§ **Written exercise**
Copy the listing below in full and skip every picture.

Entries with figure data
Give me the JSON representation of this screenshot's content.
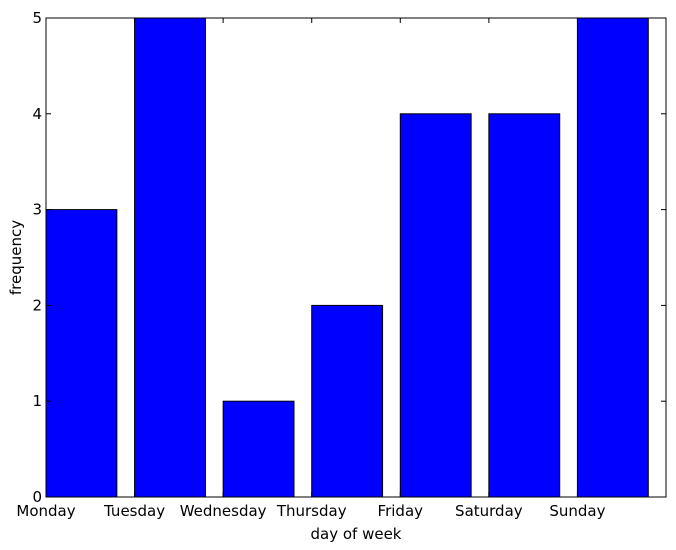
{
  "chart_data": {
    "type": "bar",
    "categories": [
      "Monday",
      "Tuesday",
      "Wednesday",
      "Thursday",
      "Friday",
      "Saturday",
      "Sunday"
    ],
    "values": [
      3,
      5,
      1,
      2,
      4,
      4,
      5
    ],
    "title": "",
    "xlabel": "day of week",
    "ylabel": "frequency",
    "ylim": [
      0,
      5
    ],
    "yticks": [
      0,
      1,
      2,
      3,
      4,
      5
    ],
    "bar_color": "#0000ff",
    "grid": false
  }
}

§ **Finished exercise**
Give me the JSON representation of this screenshot's content.
{
  "chart_data": {
    "type": "bar",
    "categories": [
      "Monday",
      "Tuesday",
      "Wednesday",
      "Thursday",
      "Friday",
      "Saturday",
      "Sunday"
    ],
    "values": [
      3,
      5,
      1,
      2,
      4,
      4,
      5
    ],
    "title": "",
    "xlabel": "day of week",
    "ylabel": "frequency",
    "ylim": [
      0,
      5
    ],
    "yticks": [
      0,
      1,
      2,
      3,
      4,
      5
    ],
    "bar_color": "#0000ff",
    "grid": false
  }
}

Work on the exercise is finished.